Copy every line of the records below where the word "JSON" occurs.

• _Entries with figure data_
##############################

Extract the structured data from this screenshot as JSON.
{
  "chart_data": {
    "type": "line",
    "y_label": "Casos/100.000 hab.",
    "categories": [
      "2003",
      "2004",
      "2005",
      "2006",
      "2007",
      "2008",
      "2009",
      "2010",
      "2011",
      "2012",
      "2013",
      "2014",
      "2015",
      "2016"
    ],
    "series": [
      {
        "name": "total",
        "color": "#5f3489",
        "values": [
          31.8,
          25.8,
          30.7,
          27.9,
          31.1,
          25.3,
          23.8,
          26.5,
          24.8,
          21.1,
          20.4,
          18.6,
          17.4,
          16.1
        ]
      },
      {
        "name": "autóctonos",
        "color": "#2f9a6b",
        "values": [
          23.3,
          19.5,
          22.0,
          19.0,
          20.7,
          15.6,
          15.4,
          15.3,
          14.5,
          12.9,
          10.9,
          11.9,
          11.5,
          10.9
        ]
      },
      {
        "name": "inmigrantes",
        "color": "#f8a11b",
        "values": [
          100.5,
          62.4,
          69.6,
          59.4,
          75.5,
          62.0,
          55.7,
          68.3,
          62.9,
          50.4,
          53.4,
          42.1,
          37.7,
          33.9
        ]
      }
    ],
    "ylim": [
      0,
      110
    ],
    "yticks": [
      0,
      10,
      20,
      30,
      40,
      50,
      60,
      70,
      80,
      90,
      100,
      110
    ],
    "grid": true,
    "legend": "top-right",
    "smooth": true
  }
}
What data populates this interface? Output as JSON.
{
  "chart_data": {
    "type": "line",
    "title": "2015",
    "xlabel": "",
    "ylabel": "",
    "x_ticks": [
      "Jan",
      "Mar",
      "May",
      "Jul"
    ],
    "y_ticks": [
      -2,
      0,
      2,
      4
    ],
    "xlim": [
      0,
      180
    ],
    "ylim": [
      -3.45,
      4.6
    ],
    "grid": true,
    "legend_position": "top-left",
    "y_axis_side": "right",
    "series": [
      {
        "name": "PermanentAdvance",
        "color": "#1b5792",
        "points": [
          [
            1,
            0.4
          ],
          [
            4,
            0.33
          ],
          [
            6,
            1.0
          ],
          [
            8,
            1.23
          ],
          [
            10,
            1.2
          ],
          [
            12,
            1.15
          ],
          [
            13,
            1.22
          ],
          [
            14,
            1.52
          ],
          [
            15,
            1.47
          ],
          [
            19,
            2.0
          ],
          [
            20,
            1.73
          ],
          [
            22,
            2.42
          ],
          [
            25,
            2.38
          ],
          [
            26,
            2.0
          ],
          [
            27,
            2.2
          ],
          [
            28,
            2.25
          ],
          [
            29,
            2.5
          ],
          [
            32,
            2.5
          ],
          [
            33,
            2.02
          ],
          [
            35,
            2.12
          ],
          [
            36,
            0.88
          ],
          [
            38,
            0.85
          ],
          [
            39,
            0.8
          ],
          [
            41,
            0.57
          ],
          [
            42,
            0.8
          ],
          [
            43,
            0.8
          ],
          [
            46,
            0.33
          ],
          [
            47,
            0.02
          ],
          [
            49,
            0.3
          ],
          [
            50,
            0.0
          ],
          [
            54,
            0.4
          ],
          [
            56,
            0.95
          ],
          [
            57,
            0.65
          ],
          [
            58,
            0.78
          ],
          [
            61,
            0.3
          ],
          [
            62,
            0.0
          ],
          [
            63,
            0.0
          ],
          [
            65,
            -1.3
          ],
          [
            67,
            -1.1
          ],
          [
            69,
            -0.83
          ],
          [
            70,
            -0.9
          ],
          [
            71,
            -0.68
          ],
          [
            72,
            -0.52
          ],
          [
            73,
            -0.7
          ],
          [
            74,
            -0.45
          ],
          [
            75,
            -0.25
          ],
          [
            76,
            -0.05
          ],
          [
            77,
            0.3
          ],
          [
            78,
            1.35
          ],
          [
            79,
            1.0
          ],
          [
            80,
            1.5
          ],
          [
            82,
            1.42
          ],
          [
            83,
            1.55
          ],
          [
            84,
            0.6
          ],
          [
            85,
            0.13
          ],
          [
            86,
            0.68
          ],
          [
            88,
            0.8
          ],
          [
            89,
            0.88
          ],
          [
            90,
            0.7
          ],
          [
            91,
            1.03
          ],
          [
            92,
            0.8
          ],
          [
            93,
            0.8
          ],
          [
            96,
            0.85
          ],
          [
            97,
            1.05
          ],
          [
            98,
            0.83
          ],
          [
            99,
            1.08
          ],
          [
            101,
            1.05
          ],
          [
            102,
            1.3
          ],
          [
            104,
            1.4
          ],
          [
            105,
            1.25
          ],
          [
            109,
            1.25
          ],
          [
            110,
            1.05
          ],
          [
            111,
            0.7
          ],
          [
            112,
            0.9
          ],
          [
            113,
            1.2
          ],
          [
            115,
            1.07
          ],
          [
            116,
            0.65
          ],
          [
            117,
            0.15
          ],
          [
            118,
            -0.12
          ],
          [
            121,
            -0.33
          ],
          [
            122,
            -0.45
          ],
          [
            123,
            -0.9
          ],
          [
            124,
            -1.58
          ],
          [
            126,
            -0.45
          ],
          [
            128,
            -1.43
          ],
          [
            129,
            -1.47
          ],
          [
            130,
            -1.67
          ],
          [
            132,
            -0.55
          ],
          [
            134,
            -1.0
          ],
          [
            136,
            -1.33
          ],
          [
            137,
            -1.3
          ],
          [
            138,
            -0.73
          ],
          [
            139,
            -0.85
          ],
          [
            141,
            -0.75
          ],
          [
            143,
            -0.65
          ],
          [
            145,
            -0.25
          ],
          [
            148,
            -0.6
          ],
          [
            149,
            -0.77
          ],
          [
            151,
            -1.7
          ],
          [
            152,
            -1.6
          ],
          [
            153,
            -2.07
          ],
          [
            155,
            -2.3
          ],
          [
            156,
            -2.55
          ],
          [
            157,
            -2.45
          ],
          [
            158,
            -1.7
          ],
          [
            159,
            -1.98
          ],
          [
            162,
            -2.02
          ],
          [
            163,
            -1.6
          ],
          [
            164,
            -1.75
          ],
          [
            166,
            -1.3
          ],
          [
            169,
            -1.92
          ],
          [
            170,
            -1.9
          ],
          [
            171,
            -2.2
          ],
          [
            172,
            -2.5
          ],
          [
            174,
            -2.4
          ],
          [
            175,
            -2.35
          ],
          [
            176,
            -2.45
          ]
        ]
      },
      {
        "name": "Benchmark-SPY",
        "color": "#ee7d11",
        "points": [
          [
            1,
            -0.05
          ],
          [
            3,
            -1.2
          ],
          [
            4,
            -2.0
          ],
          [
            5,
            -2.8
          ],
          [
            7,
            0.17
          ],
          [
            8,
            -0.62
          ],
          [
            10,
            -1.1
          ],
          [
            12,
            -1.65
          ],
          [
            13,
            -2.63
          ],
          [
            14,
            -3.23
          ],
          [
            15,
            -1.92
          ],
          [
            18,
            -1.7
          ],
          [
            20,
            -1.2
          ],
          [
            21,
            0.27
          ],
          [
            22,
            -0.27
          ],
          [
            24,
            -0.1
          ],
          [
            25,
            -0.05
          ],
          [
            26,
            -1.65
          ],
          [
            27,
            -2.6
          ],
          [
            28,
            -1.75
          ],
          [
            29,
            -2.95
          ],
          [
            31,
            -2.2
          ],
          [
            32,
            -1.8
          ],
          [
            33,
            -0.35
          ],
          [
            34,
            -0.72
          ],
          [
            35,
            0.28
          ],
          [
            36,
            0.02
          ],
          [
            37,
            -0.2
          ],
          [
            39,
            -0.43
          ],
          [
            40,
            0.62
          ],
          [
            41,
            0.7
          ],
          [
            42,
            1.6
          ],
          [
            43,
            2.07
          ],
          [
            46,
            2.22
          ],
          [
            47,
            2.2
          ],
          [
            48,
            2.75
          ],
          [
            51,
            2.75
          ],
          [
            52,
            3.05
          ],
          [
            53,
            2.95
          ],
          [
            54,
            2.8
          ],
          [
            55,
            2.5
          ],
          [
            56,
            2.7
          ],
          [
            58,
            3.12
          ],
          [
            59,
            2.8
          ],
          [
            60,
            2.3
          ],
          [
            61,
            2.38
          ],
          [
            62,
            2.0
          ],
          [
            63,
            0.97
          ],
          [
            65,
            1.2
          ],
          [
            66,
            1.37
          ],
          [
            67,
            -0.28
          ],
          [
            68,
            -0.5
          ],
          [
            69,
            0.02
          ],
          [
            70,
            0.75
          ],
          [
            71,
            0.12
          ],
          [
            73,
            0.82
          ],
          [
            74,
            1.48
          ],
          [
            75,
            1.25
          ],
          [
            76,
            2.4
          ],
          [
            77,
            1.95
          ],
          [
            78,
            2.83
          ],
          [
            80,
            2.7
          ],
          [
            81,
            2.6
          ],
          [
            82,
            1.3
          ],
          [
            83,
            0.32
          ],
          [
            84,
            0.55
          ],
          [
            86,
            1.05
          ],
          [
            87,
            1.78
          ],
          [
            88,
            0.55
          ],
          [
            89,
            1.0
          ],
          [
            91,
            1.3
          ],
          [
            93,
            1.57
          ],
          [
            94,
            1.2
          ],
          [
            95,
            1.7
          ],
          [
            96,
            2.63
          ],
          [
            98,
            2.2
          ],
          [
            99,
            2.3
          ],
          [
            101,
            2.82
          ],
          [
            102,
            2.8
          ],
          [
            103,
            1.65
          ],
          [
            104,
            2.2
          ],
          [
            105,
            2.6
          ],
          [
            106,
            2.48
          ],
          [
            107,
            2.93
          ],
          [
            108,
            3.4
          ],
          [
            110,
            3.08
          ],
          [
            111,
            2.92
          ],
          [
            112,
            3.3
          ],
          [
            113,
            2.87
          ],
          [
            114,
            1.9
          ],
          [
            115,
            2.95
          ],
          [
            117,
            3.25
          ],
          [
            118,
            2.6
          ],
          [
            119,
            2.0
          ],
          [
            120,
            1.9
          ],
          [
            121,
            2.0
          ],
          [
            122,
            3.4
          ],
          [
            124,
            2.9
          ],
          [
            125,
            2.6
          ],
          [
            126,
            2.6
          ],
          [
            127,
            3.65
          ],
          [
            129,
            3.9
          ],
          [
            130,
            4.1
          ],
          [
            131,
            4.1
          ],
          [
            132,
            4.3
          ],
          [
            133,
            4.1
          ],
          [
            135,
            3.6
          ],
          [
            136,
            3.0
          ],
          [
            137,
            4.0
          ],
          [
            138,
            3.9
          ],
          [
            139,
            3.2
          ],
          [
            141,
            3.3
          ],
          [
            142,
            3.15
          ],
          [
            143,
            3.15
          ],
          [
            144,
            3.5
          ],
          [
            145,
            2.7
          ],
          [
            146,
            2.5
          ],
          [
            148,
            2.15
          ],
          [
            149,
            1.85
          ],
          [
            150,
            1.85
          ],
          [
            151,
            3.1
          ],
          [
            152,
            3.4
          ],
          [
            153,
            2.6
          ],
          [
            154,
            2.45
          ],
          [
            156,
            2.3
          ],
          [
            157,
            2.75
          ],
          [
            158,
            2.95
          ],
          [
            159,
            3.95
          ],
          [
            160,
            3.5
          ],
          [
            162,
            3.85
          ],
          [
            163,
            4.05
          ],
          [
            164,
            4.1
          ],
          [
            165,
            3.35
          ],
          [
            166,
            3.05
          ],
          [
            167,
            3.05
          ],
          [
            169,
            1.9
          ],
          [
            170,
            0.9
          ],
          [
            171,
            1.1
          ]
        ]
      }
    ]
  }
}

##############################

• _Exercise response_
Extract the structured data from this screenshot as JSON.
What data populates this interface? Output as JSON.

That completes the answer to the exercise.